*Text passage:*
⟨

Apr 11, 2012

Thoughts on Mass Effect 3

Last night I finished Mass Effect 3. I took the red ending, and I'm fairly happy with my choice, but I thought I'd share my feelings. Yep, the rest of this post is packed with spoilers...


There has been more hate spreading across the internet about how Mass Effect 3 ends than I've seen even towards the Star Wars prequels. Bioware and EA can't get a word out on any topic without people hammering them for the way the ending was handled. The @MassEffect Twitter account is a bastion of patience, dealing with near-constant criticism.

I wasn't sure what to expect. I didn't know what could cause such outrage.

Well, I've seen the ending I chose, and gone to Youtube to watch the other two.

And you know what? It's fine.

I can see why some people might be annoyed. I had a few knee-jerk reactions myself, but for the most part they went away once I thought about it for a moment.

As regards everything in the game coming down to three choices, I've seen this before. Baldur's Gate had it, Deus Ex had it. In my experience whenever a video game tries to give ending options beyond "Good Ending" and "Evil Ending," they wind up disappointing someone. It's just the way of things. When you try to add shades of grey to your morality, you always risk that some people will find something objectionable about your options.

Still, I'd like to focus on something other than the narrative content of each ending here, and explain why, regardless of ending, I like some parts of it, and feel that others don't make any sense.

First up the bad stuff, which pretty much comes down to "Normandy running away." The end sequence shows the Normandy in a Mass Relay jump, with Joker trying to outrun the Crucible Effect. Then we see the ship, crash-landed, on a lush garden world and several crew members get out. The only way this is possible would be for the squad members with me on Earth to have had time to be picked up in a shuttle, flown to Normandy, then for Joker to head straight to the Charon Relay and jumped out of the system. There's no reason for this to happen, and it's unlikely there would have been time.

My solution? I ignore this. There's enough of a disconnect there for me to write off the whole thing as nonsensical. In my ending, no way did Joker run away.

Now the stuff I can explain:
  1. How the geth would be destroyed by the Crucible. If it was designed to target the Reapers, which are a specifically unique technology, the only way it could have an effect would be if the Crucible targets Reaper AI Code, which was also a part of the geth in my playthrough, and EDI. However, code can be removed. It's possible, even likely, that the geth actually survived, despite the Catalyst's predictions, albeit in their less-intelligent form. As for EDI, a lot depends on how much of her original VI code was used in her construction, and how much her own development through the story over-rides that code. If we treat AI as a real form of life, again it's possible that she can survive. That said, I believe EDI would willingly die if it meant destroying the Reapers.

⟩

*Dataset extract:*

⟨

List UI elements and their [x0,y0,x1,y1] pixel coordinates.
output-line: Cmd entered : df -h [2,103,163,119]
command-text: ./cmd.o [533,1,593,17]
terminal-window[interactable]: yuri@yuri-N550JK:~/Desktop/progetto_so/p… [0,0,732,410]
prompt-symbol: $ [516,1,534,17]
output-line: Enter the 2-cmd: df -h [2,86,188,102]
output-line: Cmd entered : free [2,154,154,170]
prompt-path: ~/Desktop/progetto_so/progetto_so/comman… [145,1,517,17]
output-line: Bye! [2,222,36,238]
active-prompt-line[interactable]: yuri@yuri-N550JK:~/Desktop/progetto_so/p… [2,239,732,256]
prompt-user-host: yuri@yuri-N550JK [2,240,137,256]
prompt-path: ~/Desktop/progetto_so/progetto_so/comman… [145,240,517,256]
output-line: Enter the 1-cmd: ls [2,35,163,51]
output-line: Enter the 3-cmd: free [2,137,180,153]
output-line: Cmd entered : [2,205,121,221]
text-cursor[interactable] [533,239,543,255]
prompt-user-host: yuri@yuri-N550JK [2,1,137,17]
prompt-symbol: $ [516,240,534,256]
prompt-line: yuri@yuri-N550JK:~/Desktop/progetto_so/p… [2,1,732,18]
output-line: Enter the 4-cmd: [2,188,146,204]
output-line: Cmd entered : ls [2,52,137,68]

⟩

*Problems and tasks:*
- 1) Answer these questions about the blog post on Mass Effect 3:
(a) Which ending did the writer take?
(b) Which two games does the post name as having also come down to three choices?
(c) Which relay does the post say Joker would have had to head straight to?
- 2) Write out the records line for line, starting at their first line and ending at the line that contains "output-line: Cmd entered : free", with both of those lines included.
The blog post and the records are separate material with no connection to each other.

*Task solutions:*
- 1)
(a) The red ending.
(b) Baldur's Gate and Deus Ex.
(c) The Charon Relay.

- 2)
List UI elements and their [x0,y0,x1,y1] pixel coordinates.
output-line: Cmd entered : df -h [2,103,163,119]
command-text: ./cmd.o [533,1,593,17]
terminal-window[interactable]: yuri@yuri-N550JK:~/Desktop/progetto_so/p… [0,0,732,410]
prompt-symbol: $ [516,1,534,17]
output-line: Enter the 2-cmd: df -h [2,86,188,102]
output-line: Cmd entered : free [2,154,154,170]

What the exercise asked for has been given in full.